Given problem: State how many lines of the entries hold the string "يمكنك", and nothing more.

(Data records)
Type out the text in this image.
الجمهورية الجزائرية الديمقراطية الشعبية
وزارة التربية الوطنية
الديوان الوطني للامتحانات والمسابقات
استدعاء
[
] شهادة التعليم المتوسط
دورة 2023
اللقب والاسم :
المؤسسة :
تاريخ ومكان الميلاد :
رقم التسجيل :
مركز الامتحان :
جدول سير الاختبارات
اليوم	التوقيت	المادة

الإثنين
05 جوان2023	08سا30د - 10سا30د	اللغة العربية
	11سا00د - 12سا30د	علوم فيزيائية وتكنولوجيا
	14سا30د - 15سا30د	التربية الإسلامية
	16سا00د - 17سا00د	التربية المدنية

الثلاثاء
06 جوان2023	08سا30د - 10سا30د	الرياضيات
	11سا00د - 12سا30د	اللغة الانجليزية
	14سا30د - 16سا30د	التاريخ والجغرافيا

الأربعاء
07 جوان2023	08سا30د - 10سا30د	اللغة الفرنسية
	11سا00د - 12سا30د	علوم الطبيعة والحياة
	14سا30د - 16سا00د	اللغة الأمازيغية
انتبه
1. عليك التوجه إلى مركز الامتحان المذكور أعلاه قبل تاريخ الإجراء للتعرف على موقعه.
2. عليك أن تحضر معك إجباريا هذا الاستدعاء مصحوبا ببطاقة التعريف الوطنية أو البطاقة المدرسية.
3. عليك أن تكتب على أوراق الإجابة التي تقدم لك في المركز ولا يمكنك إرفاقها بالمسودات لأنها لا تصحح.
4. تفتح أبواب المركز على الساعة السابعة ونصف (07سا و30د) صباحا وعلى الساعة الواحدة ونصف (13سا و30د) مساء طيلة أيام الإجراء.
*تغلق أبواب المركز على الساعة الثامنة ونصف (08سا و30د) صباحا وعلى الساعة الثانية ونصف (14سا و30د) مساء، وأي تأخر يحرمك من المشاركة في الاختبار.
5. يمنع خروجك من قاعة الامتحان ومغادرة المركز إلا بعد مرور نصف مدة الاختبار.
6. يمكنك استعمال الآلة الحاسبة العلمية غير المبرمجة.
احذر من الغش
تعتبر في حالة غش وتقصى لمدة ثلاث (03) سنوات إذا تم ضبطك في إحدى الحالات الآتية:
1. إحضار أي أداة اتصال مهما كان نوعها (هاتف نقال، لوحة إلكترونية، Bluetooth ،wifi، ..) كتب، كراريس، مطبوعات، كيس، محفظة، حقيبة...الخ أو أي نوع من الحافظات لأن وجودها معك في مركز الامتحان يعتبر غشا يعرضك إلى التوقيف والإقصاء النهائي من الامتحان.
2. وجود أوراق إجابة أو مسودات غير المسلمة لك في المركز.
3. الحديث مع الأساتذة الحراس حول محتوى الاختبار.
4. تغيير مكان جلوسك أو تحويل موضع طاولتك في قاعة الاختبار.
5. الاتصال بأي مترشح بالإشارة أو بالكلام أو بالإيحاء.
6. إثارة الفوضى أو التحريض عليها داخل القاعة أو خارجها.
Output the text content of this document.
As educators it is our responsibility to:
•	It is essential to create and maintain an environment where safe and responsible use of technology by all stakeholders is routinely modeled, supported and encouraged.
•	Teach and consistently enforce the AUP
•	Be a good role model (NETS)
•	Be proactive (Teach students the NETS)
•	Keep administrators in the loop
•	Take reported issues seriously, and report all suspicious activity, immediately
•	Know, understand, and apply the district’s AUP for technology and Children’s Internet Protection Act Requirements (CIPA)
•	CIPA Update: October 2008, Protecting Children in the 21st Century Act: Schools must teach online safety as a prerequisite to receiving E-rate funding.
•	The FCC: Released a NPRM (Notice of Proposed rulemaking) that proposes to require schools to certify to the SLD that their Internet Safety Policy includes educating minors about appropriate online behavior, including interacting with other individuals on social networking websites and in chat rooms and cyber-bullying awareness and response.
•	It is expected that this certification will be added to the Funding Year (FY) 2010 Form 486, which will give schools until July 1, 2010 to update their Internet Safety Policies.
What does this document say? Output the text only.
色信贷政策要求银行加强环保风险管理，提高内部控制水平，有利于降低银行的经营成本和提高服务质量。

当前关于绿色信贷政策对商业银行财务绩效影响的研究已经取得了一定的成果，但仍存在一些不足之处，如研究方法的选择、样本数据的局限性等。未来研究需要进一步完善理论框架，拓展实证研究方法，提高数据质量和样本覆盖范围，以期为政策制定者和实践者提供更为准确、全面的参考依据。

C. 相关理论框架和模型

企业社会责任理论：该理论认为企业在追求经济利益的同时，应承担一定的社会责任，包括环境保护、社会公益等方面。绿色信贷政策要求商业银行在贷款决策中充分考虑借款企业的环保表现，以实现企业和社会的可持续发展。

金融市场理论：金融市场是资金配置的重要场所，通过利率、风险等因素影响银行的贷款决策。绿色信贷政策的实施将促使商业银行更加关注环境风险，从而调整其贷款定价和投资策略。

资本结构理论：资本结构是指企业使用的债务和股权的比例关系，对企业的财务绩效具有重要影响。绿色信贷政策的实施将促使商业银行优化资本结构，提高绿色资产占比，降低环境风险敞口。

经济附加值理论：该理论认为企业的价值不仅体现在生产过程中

The output: 2